# START OF EXERCISE MATERIAL

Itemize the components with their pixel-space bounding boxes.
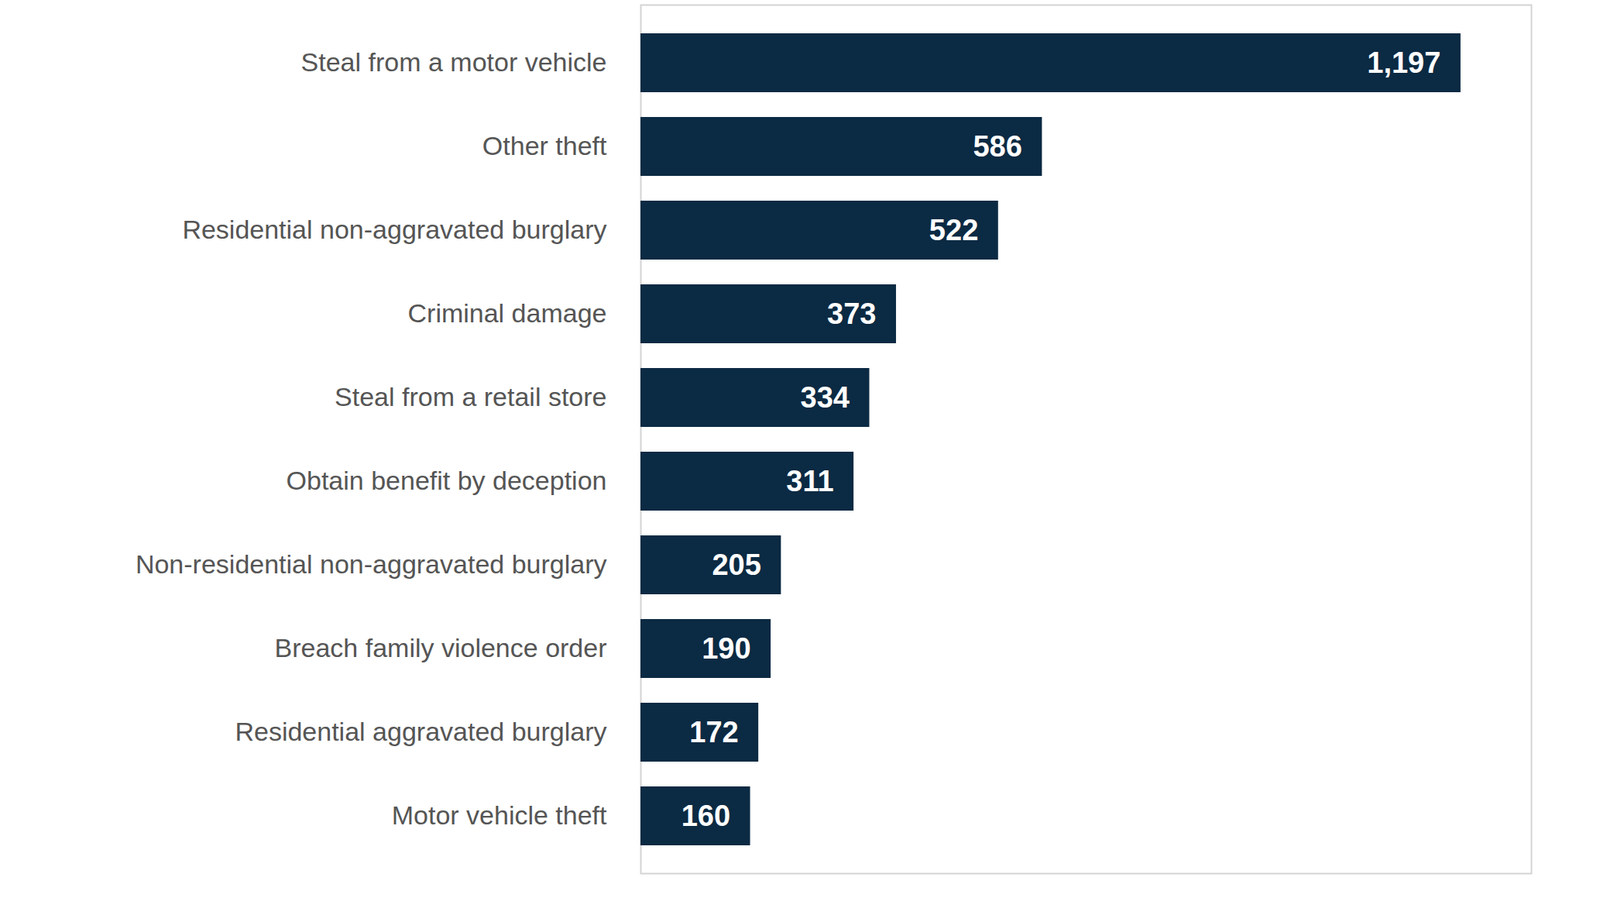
svg-text:373: 373	[827, 297, 876, 330]
svg-text:522: 522	[929, 213, 979, 247]
svg-text:Motor vehicle theft: Motor vehicle theft	[391, 800, 608, 830]
svg-text:1,197: 1,197	[1366, 46, 1441, 79]
svg-text:Steal from a retail store: Steal from a retail store	[334, 381, 607, 412]
svg-text:160: 160	[681, 799, 731, 832]
svg-text:Non-residential non-aggravated: Non-residential non-aggravated burglary	[135, 549, 608, 579]
svg-text:Residential non-aggravated bur: Residential non-aggravated burglary	[181, 214, 607, 244]
svg-text:Obtain benefit by deception: Obtain benefit by deception	[286, 465, 608, 495]
svg-text:190: 190	[701, 631, 751, 665]
svg-text:172: 172	[689, 715, 739, 749]
svg-text:334: 334	[800, 381, 850, 414]
svg-text:Residential aggravated burglar: Residential aggravated burglary	[234, 716, 607, 746]
svg-text:Criminal damage: Criminal damage	[408, 298, 608, 328]
svg-text:Other theft: Other theft	[482, 130, 608, 161]
svg-text:Steal from a motor vehicle: Steal from a motor vehicle	[301, 47, 608, 77]
svg-text:205: 205	[711, 548, 761, 581]
svg-text:586: 586	[972, 130, 1022, 163]
svg-text:311: 311	[786, 464, 834, 498]
svg-text:Breach family violence order: Breach family violence order	[274, 632, 608, 663]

# END OF EXERCISE MATERIAL

• _GOAL_: Reproduce the lines from the line with "297, 876, 330]" to the line with "svg-text:Criminal damage: Criminal", swapping "deception" for "fraud" and leaving everything else unchanged.

• _SOLUTION TO THIS TASK_:
svg-text:373: 373	[827, 297, 876, 330]
svg-text:522: 522	[929, 213, 979, 247]
svg-text:Motor vehicle theft: Motor vehicle theft	[391, 800, 608, 830]
svg-text:1,197: 1,197	[1366, 46, 1441, 79]
svg-text:Steal from a retail store: Steal from a retail store	[334, 381, 607, 412]
svg-text:160: 160	[681, 799, 731, 832]
svg-text:Non-residential non-aggravated: Non-residential non-aggravated burglary	[135, 549, 608, 579]
svg-text:Residential non-aggravated bur: Residential non-aggravated burglary	[181, 214, 607, 244]
svg-text:Obtain benefit by fraud: Obtain benefit by fraud	[286, 465, 608, 495]
svg-text:190: 190	[701, 631, 751, 665]
svg-text:172: 172	[689, 715, 739, 749]
svg-text:334: 334	[800, 381, 850, 414]
svg-text:Residential aggravated burglar: Residential aggravated burglary	[234, 716, 607, 746]
svg-text:Criminal damage: Criminal damage	[408, 298, 608, 328]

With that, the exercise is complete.